Required task. Nothing but the lines from the one with "Extract all readable text from this page." to the final line should be returned, each exactly as it appears.

Input rows.
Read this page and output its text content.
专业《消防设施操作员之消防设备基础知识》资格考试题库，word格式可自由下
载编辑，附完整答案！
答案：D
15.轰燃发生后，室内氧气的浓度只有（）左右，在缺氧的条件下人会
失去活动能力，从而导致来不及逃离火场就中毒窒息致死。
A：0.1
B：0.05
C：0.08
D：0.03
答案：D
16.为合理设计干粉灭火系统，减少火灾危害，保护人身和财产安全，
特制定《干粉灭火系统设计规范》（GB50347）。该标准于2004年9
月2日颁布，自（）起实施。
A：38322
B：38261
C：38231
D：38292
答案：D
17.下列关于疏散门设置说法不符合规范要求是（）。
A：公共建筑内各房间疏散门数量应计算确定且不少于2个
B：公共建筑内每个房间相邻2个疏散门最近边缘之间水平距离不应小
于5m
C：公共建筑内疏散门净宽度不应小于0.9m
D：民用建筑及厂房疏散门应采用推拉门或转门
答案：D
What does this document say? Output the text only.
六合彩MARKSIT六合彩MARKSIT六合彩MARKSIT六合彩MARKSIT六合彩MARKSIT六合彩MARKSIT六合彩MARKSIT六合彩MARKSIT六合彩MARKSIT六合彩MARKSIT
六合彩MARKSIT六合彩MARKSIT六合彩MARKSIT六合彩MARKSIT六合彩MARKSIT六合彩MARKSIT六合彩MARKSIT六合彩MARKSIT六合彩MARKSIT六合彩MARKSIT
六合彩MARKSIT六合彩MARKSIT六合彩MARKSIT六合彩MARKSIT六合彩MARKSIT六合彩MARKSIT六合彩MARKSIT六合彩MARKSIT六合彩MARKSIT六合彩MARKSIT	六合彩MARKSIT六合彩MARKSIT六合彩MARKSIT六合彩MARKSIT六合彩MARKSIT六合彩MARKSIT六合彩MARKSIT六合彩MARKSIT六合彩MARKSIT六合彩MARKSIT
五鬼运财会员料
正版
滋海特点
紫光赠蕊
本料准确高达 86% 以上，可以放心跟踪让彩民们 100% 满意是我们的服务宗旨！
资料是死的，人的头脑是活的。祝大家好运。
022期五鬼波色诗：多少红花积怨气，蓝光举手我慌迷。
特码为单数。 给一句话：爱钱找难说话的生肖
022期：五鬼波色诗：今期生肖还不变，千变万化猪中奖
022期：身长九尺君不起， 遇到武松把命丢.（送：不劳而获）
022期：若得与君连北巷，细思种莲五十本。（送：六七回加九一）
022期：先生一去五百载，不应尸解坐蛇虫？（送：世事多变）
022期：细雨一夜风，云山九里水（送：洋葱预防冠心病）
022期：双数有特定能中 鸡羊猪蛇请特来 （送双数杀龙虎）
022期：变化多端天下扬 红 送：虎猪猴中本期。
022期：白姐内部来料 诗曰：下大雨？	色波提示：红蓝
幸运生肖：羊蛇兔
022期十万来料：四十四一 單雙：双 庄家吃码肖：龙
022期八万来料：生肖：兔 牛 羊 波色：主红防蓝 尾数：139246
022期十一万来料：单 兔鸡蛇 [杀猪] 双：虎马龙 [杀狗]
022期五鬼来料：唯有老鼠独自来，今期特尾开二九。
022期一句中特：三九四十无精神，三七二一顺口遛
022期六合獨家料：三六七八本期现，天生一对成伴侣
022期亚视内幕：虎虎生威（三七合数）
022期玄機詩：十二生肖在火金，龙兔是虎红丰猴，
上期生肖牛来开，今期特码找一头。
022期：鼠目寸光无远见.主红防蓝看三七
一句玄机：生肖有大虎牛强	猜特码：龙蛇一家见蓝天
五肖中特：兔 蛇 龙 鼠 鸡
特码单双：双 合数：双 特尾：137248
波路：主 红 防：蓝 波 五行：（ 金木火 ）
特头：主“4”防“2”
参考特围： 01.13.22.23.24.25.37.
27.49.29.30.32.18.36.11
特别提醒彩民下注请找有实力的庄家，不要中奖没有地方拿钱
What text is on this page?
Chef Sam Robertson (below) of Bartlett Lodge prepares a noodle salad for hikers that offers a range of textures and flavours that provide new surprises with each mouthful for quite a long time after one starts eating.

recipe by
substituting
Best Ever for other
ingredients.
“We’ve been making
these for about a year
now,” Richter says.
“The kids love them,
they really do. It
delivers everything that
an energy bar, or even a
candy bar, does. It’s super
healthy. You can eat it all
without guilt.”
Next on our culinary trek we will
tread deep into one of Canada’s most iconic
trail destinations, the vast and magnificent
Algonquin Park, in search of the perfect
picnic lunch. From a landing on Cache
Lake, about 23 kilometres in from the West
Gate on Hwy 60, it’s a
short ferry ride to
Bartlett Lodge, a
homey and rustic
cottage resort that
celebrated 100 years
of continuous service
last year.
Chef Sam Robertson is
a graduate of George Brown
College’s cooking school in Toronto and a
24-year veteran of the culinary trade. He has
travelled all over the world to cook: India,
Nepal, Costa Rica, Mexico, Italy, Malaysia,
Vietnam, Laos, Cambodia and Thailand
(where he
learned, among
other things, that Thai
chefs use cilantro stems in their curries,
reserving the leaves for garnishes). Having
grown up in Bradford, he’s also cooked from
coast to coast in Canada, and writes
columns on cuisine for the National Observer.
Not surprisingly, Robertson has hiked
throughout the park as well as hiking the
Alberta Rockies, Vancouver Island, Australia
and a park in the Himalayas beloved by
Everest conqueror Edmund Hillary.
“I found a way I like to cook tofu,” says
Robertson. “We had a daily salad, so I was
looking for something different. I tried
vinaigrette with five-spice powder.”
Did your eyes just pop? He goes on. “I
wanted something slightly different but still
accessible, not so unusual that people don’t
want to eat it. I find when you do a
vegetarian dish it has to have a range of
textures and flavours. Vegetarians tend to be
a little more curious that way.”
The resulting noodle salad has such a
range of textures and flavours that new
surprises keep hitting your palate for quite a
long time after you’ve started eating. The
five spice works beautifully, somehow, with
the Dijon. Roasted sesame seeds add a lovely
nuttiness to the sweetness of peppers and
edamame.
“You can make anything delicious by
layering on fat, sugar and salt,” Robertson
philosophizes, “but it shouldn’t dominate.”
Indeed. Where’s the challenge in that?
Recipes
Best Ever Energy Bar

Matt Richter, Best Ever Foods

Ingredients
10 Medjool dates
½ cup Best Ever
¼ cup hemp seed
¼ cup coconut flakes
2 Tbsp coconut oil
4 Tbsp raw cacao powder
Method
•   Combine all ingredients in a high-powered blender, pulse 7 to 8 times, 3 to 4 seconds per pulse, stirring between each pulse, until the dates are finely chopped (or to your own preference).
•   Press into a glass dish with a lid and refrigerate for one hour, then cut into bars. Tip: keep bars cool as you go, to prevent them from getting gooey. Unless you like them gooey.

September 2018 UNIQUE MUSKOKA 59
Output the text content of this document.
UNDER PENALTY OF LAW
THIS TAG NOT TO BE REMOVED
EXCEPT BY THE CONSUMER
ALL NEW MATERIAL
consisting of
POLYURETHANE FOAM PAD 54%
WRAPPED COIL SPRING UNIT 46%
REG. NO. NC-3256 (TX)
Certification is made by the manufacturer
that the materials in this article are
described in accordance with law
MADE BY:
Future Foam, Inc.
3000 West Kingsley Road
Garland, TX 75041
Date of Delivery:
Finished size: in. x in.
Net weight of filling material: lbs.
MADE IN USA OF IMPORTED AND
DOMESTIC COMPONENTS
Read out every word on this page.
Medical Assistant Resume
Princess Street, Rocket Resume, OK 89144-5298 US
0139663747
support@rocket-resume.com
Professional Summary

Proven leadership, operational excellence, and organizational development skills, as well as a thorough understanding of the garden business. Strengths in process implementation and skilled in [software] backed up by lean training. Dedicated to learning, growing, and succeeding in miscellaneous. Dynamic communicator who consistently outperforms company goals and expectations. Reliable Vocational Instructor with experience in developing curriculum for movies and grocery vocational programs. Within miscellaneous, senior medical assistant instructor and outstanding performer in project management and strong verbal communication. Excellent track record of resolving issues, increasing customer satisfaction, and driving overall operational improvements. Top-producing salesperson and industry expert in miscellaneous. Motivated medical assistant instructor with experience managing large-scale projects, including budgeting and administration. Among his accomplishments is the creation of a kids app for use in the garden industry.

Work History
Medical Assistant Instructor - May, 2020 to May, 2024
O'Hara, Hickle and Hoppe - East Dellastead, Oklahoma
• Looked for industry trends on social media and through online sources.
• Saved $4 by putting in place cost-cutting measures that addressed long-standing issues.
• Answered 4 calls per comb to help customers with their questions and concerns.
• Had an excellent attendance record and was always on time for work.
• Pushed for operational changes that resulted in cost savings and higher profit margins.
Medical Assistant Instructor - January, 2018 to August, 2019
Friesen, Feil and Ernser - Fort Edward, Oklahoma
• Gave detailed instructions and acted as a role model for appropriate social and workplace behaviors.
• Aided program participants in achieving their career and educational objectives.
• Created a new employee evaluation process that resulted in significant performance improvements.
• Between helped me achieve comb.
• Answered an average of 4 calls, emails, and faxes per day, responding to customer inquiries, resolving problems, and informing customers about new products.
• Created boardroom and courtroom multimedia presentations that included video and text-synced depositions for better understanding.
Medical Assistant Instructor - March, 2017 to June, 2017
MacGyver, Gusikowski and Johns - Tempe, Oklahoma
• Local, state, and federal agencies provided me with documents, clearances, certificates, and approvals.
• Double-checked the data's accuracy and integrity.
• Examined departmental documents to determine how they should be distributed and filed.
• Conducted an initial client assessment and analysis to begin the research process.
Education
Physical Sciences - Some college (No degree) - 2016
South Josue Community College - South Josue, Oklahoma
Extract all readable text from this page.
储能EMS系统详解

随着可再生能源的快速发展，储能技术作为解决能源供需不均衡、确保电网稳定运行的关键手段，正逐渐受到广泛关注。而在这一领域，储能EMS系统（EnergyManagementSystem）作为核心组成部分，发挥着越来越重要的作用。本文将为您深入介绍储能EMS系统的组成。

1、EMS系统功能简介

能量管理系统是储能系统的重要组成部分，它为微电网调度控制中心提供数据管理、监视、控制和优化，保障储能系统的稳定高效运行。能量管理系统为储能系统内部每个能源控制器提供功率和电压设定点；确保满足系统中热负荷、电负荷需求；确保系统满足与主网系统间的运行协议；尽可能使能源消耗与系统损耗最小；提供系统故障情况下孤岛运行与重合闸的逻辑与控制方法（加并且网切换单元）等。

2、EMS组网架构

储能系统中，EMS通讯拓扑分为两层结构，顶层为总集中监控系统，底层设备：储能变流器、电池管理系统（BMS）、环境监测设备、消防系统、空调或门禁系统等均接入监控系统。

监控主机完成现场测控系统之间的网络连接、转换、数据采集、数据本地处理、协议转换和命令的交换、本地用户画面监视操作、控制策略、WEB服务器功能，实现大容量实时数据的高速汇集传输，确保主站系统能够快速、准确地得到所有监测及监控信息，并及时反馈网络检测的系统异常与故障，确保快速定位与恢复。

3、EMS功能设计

Worked solution.
Extract all readable text from this page.
储能EMS系统详解

随着可再生能源的快速发展，储能技术作为解决能源供需不均衡、确保电网稳定运行的关键手段，正逐渐受到广泛关注。而在这一领域，储能EMS系统（EnergyManagementSystem）作为核心组成部分，发挥着越来越重要的作用。本文将为您深入介绍储能EMS系统的组成。

1、EMS系统功能简介

能量管理系统是储能系统的重要组成部分，它为微电网调度控制中心提供数据管理、监视、控制和优化，保障储能系统的稳定高效运行。能量管理系统为储能系统内部每个能源控制器提供功率和电压设定点；确保满足系统中热负荷、电负荷需求；确保系统满足与主网系统间的运行协议；尽可能使能源消耗与系统损耗最小；提供系统故障情况下孤岛运行与重合闸的逻辑与控制方法（加并且网切换单元）等。

2、EMS组网架构

储能系统中，EMS通讯拓扑分为两层结构，顶层为总集中监控系统，底层设备：储能变流器、电池管理系统（BMS）、环境监测设备、消防系统、空调或门禁系统等均接入监控系统。

监控主机完成现场测控系统之间的网络连接、转换、数据采集、数据本地处理、协议转换和命令的交换、本地用户画面监视操作、控制策略、WEB服务器功能，实现大容量实时数据的高速汇集传输，确保主站系统能够快速、准确地得到所有监测及监控信息，并及时反馈网络检测的系统异常与故障，确保快速定位与恢复。

3、EMS功能设计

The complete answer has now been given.